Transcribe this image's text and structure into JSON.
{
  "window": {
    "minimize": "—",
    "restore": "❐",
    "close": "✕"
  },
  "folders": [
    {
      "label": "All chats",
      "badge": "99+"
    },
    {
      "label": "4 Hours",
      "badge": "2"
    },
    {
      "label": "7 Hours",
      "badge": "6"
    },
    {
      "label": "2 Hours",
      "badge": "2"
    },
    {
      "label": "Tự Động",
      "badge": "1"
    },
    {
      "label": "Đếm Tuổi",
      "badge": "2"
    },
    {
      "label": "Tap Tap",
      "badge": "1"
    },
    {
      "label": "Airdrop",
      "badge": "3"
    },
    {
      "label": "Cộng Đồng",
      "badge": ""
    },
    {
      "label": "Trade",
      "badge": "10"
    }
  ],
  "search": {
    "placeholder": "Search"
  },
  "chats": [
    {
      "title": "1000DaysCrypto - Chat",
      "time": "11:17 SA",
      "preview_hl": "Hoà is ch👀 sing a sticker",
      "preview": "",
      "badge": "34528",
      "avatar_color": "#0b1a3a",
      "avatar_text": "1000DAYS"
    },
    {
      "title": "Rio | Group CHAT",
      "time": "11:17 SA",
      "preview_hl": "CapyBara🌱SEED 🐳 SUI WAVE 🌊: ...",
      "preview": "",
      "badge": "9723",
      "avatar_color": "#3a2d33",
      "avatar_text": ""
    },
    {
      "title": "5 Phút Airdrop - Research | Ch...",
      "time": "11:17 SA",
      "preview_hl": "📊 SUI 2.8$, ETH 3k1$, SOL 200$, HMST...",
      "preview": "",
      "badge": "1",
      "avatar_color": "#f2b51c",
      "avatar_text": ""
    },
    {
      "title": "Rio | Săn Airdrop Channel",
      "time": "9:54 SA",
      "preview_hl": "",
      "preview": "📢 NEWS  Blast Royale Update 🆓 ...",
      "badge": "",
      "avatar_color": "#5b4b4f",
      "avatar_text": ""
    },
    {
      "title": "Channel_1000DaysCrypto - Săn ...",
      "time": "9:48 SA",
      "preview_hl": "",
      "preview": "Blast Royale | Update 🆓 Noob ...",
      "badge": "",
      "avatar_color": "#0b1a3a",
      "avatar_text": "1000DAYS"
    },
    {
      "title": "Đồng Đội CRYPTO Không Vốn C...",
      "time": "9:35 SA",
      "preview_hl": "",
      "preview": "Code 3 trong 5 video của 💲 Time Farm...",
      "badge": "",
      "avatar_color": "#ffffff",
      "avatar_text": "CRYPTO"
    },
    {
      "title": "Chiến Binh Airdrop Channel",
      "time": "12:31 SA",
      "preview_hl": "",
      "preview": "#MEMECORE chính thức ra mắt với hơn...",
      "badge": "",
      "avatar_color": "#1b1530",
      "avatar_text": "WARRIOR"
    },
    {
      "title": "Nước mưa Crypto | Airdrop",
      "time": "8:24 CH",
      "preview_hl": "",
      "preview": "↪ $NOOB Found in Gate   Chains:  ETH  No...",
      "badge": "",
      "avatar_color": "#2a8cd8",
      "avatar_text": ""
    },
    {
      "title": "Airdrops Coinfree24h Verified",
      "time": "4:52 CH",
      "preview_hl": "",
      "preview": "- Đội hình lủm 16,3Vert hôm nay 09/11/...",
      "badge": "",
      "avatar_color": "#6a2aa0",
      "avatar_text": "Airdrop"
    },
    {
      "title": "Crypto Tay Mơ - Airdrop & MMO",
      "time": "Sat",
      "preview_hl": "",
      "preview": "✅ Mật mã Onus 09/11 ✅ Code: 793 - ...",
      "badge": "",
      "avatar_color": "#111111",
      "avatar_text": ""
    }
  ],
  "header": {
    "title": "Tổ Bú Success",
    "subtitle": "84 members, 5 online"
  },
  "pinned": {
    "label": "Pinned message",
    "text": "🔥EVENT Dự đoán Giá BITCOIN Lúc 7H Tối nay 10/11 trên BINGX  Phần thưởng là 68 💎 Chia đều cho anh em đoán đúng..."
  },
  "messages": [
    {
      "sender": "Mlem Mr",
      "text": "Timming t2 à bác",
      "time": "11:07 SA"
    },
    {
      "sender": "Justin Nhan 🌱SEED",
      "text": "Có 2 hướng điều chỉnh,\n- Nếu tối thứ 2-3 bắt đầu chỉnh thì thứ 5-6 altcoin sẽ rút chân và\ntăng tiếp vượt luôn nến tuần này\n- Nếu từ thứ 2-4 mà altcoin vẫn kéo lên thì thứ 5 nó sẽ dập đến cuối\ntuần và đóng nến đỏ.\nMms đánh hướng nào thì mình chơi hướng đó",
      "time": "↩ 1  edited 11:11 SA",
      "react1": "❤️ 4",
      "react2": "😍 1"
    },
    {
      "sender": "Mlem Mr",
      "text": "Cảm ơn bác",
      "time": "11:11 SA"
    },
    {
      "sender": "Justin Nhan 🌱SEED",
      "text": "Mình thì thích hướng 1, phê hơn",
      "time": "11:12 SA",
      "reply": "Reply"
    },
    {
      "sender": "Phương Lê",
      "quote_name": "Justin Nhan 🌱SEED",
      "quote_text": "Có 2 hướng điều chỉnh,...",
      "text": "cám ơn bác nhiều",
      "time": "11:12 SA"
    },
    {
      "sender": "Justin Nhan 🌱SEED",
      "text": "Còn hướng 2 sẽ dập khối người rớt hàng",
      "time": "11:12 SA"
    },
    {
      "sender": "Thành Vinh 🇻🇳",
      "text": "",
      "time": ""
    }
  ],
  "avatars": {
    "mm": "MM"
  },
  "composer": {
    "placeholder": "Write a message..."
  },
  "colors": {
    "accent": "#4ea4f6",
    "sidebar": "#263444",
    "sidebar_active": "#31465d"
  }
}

◆ **EXERCISE OBJECTIVE**:
In the material above, show every line where the word "label" turns up.

◆ **REPLY**:
      "label": "All chats",
      "label": "4 Hours",
      "label": "7 Hours",
      "label": "2 Hours",
      "label": "Tự Động",
      "label": "Đếm Tuổi",
      "label": "Tap Tap",
      "label": "Airdrop",
      "label": "Cộng Đồng",
      "label": "Trade",
    "label": "Pinned message",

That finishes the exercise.